» **What the task asks**
Beneath this task is a listing; retype all of it exactly.

Extracts from a graphics dataset
┄┄┄┄┄┄┄┄┄┄┄┄┄┄┄┄┄┄┄┄

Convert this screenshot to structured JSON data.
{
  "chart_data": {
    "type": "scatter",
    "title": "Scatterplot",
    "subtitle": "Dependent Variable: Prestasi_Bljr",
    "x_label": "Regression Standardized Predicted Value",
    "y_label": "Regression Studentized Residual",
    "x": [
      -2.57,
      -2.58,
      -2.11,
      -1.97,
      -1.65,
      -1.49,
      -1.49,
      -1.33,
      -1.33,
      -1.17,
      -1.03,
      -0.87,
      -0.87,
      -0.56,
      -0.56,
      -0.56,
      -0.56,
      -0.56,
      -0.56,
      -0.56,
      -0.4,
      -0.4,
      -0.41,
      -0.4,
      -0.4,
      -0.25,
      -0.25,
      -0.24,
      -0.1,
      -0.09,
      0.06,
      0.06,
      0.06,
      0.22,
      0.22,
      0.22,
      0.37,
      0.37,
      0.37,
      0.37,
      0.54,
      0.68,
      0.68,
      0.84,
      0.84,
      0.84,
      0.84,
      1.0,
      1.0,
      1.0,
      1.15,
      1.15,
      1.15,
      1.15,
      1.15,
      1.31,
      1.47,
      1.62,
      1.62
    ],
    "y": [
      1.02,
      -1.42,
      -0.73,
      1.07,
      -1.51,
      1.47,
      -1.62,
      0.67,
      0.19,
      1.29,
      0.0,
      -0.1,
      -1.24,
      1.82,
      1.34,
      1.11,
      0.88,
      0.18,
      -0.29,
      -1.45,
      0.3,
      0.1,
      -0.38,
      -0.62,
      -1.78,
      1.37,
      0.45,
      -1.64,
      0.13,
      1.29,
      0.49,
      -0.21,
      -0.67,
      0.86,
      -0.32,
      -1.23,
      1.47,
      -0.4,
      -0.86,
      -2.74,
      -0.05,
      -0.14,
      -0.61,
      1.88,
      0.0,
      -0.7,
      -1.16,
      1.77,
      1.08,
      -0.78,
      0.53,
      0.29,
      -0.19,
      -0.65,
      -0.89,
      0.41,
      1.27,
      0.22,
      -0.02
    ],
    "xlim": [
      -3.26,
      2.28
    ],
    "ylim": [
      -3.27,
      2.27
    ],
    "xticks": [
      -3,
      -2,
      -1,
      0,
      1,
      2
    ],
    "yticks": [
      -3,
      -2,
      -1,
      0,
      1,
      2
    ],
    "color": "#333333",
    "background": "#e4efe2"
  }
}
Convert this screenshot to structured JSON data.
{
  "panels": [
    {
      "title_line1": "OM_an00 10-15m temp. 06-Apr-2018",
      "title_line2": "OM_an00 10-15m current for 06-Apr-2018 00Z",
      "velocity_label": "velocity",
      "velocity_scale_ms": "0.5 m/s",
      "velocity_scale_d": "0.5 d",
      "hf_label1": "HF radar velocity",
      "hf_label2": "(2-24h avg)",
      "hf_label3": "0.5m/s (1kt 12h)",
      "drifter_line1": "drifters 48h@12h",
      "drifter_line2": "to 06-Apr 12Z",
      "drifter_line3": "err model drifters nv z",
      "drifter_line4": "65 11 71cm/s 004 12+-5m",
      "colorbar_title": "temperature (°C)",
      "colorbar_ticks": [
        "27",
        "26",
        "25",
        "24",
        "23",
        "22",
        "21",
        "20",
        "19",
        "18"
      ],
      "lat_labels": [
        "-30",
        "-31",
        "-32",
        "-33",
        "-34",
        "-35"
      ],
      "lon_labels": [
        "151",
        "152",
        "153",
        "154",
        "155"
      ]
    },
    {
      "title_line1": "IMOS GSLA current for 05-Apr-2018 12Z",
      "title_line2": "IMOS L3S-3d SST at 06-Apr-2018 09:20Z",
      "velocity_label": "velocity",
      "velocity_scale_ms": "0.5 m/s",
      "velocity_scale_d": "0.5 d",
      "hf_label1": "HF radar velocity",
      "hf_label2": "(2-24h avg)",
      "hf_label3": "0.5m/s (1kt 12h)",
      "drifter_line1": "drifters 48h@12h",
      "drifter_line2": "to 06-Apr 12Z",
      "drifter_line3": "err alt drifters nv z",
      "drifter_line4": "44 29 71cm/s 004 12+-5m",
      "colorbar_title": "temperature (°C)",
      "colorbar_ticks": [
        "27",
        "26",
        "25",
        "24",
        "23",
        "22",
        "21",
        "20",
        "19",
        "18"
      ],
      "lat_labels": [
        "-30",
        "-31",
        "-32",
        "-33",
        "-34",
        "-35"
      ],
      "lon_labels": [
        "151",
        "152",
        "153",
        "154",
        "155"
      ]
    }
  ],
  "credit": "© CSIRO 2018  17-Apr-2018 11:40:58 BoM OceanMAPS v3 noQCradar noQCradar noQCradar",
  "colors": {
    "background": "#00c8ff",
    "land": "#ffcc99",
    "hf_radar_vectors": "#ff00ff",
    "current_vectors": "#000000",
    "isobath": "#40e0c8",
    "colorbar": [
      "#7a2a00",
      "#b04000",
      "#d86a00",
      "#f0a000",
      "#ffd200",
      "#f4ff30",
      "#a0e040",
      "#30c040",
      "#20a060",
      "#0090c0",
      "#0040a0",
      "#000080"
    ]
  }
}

┄┄┄┄┄┄┄┄┄┄┄┄┄┄┄┄┄┄┄┄

» **Right answer**
Convert this screenshot to structured JSON data.
{
  "chart_data": {
    "type": "scatter",
    "title": "Scatterplot",
    "subtitle": "Dependent Variable: Prestasi_Bljr",
    "x_label": "Regression Standardized Predicted Value",
    "y_label": "Regression Studentized Residual",
    "x": [
      -2.57,
      -2.58,
      -2.11,
      -1.97,
      -1.65,
      -1.49,
      -1.49,
      -1.33,
      -1.33,
      -1.17,
      -1.03,
      -0.87,
      -0.87,
      -0.56,
      -0.56,
      -0.56,
      -0.56,
      -0.56,
      -0.56,
      -0.56,
      -0.4,
      -0.4,
      -0.41,
      -0.4,
      -0.4,
      -0.25,
      -0.25,
      -0.24,
      -0.1,
      -0.09,
      0.06,
      0.06,
      0.06,
      0.22,
      0.22,
      0.22,
      0.37,
      0.37,
      0.37,
      0.37,
      0.54,
      0.68,
      0.68,
      0.84,
      0.84,
      0.84,
      0.84,
      1.0,
      1.0,
      1.0,
      1.15,
      1.15,
      1.15,
      1.15,
      1.15,
      1.31,
      1.47,
      1.62,
      1.62
    ],
    "y": [
      1.02,
      -1.42,
      -0.73,
      1.07,
      -1.51,
      1.47,
      -1.62,
      0.67,
      0.19,
      1.29,
      0.0,
      -0.1,
      -1.24,
      1.82,
      1.34,
      1.11,
      0.88,
      0.18,
      -0.29,
      -1.45,
      0.3,
      0.1,
      -0.38,
      -0.62,
      -1.78,
      1.37,
      0.45,
      -1.64,
      0.13,
      1.29,
      0.49,
      -0.21,
      -0.67,
      0.86,
      -0.32,
      -1.23,
      1.47,
      -0.4,
      -0.86,
      -2.74,
      -0.05,
      -0.14,
      -0.61,
      1.88,
      0.0,
      -0.7,
      -1.16,
      1.77,
      1.08,
      -0.78,
      0.53,
      0.29,
      -0.19,
      -0.65,
      -0.89,
      0.41,
      1.27,
      0.22,
      -0.02
    ],
    "xlim": [
      -3.26,
      2.28
    ],
    "ylim": [
      -3.27,
      2.27
    ],
    "xticks": [
      -3,
      -2,
      -1,
      0,
      1,
      2
    ],
    "yticks": [
      -3,
      -2,
      -1,
      0,
      1,
      2
    ],
    "color": "#333333",
    "background": "#e4efe2"
  }
}
Convert this screenshot to structured JSON data.
{
  "panels": [
    {
      "title_line1": "OM_an00 10-15m temp. 06-Apr-2018",
      "title_line2": "OM_an00 10-15m current for 06-Apr-2018 00Z",
      "velocity_label": "velocity",
      "velocity_scale_ms": "0.5 m/s",
      "velocity_scale_d": "0.5 d",
      "hf_label1": "HF radar velocity",
      "hf_label2": "(2-24h avg)",
      "hf_label3": "0.5m/s (1kt 12h)",
      "drifter_line1": "drifters 48h@12h",
      "drifter_line2": "to 06-Apr 12Z",
      "drifter_line3": "err model drifters nv z",
      "drifter_line4": "65 11 71cm/s 004 12+-5m",
      "colorbar_title": "temperature (°C)",
      "colorbar_ticks": [
        "27",
        "26",
        "25",
        "24",
        "23",
        "22",
        "21",
        "20",
        "19",
        "18"
      ],
      "lat_labels": [
        "-30",
        "-31",
        "-32",
        "-33",
        "-34",
        "-35"
      ],
      "lon_labels": [
        "151",
        "152",
        "153",
        "154",
        "155"
      ]
    },
    {
      "title_line1": "IMOS GSLA current for 05-Apr-2018 12Z",
      "title_line2": "IMOS L3S-3d SST at 06-Apr-2018 09:20Z",
      "velocity_label": "velocity",
      "velocity_scale_ms": "0.5 m/s",
      "velocity_scale_d": "0.5 d",
      "hf_label1": "HF radar velocity",
      "hf_label2": "(2-24h avg)",
      "hf_label3": "0.5m/s (1kt 12h)",
      "drifter_line1": "drifters 48h@12h",
      "drifter_line2": "to 06-Apr 12Z",
      "drifter_line3": "err alt drifters nv z",
      "drifter_line4": "44 29 71cm/s 004 12+-5m",
      "colorbar_title": "temperature (°C)",
      "colorbar_ticks": [
        "27",
        "26",
        "25",
        "24",
        "23",
        "22",
        "21",
        "20",
        "19",
        "18"
      ],
      "lat_labels": [
        "-30",
        "-31",
        "-32",
        "-33",
        "-34",
        "-35"
      ],
      "lon_labels": [
        "151",
        "152",
        "153",
        "154",
        "155"
      ]
    }
  ],
  "credit": "© CSIRO 2018  17-Apr-2018 11:40:58 BoM OceanMAPS v3 noQCradar noQCradar noQCradar",
  "colors": {
    "background": "#00c8ff",
    "land": "#ffcc99",
    "hf_radar_vectors": "#ff00ff",
    "current_vectors": "#000000",
    "isobath": "#40e0c8",
    "colorbar": [
      "#7a2a00",
      "#b04000",
      "#d86a00",
      "#f0a000",
      "#ffd200",
      "#f4ff30",
      "#a0e040",
      "#30c040",
      "#20a060",
      "#0090c0",
      "#0040a0",
      "#000080"
    ]
  }
}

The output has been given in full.